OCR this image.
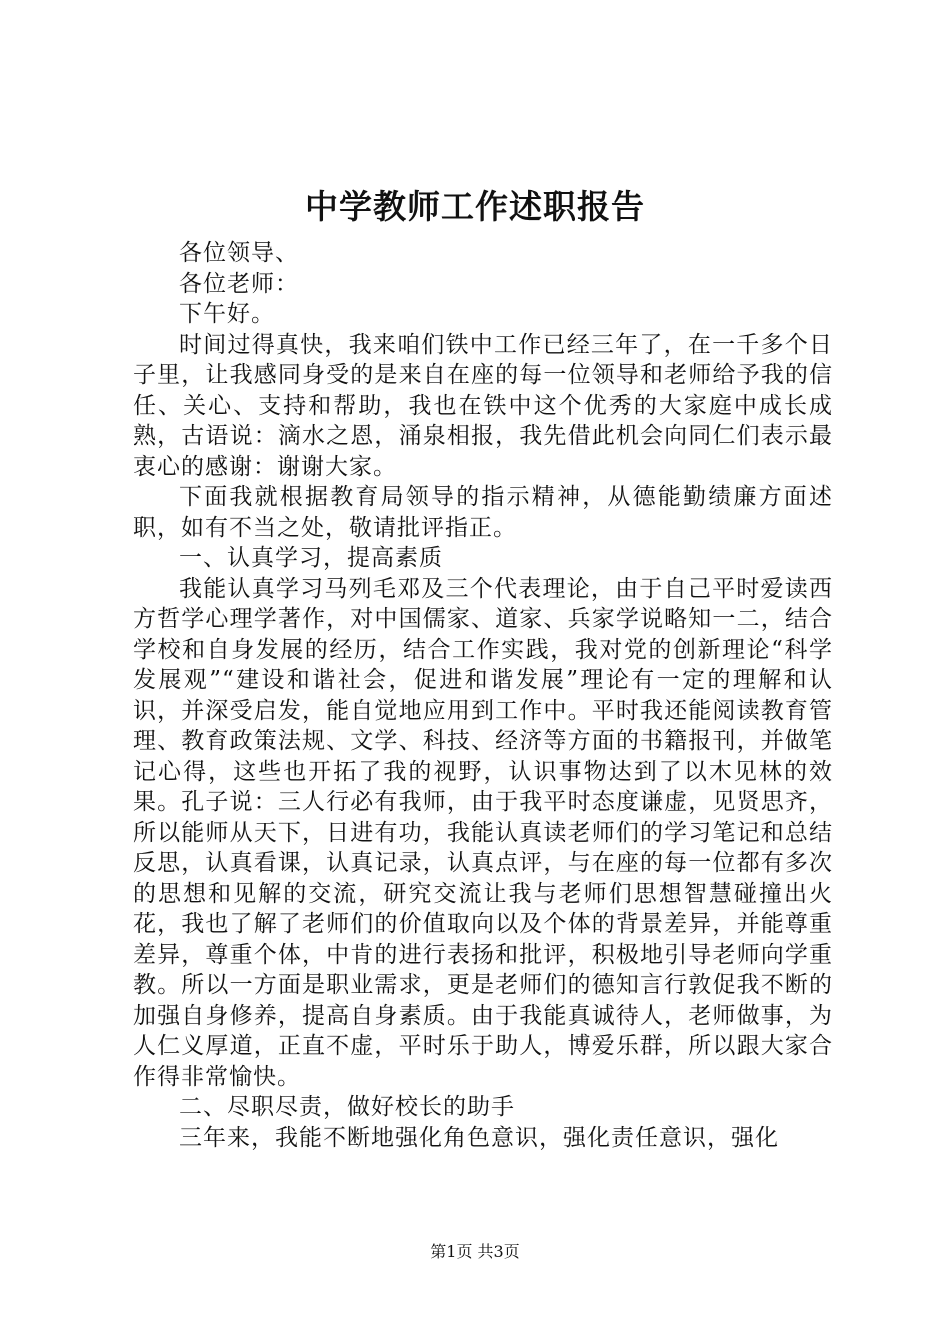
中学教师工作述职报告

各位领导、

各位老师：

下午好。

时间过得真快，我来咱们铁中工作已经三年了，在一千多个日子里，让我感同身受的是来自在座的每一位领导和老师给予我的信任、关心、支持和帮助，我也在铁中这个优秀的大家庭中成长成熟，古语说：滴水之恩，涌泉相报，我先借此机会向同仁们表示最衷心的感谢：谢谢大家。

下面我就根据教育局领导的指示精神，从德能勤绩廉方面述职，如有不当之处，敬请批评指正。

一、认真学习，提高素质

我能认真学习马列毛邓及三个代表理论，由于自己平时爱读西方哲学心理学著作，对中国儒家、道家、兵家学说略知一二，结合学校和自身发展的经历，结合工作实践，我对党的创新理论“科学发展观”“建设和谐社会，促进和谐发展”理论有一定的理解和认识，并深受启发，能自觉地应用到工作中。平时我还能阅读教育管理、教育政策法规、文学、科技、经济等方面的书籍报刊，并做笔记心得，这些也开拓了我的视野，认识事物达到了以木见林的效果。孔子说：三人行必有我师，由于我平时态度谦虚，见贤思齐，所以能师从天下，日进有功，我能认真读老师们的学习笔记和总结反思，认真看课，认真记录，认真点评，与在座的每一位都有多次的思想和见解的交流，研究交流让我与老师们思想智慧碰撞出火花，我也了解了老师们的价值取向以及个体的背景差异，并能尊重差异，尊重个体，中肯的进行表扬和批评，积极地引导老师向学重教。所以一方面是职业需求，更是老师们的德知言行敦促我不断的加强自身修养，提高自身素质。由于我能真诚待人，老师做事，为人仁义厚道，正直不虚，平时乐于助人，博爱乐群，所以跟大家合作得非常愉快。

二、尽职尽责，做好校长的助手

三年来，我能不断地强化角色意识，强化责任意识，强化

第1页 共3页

- **Short problem**: Skip the pictures and print each record exactly as it stands.

- **Written reply**:
OCR this image.
中学教师工作述职报告

各位领导、

各位老师：

下午好。

时间过得真快，我来咱们铁中工作已经三年了，在一千多个日子里，让我感同身受的是来自在座的每一位领导和老师给予我的信任、关心、支持和帮助，我也在铁中这个优秀的大家庭中成长成熟，古语说：滴水之恩，涌泉相报，我先借此机会向同仁们表示最衷心的感谢：谢谢大家。

下面我就根据教育局领导的指示精神，从德能勤绩廉方面述职，如有不当之处，敬请批评指正。

一、认真学习，提高素质

我能认真学习马列毛邓及三个代表理论，由于自己平时爱读西方哲学心理学著作，对中国儒家、道家、兵家学说略知一二，结合学校和自身发展的经历，结合工作实践，我对党的创新理论“科学发展观”“建设和谐社会，促进和谐发展”理论有一定的理解和认识，并深受启发，能自觉地应用到工作中。平时我还能阅读教育管理、教育政策法规、文学、科技、经济等方面的书籍报刊，并做笔记心得，这些也开拓了我的视野，认识事物达到了以木见林的效果。孔子说：三人行必有我师，由于我平时态度谦虚，见贤思齐，所以能师从天下，日进有功，我能认真读老师们的学习笔记和总结反思，认真看课，认真记录，认真点评，与在座的每一位都有多次的思想和见解的交流，研究交流让我与老师们思想智慧碰撞出火花，我也了解了老师们的价值取向以及个体的背景差异，并能尊重差异，尊重个体，中肯的进行表扬和批评，积极地引导老师向学重教。所以一方面是职业需求，更是老师们的德知言行敦促我不断的加强自身修养，提高自身素质。由于我能真诚待人，老师做事，为人仁义厚道，正直不虚，平时乐于助人，博爱乐群，所以跟大家合作得非常愉快。

二、尽职尽责，做好校长的助手

三年来，我能不断地强化角色意识，强化责任意识，强化

第1页 共3页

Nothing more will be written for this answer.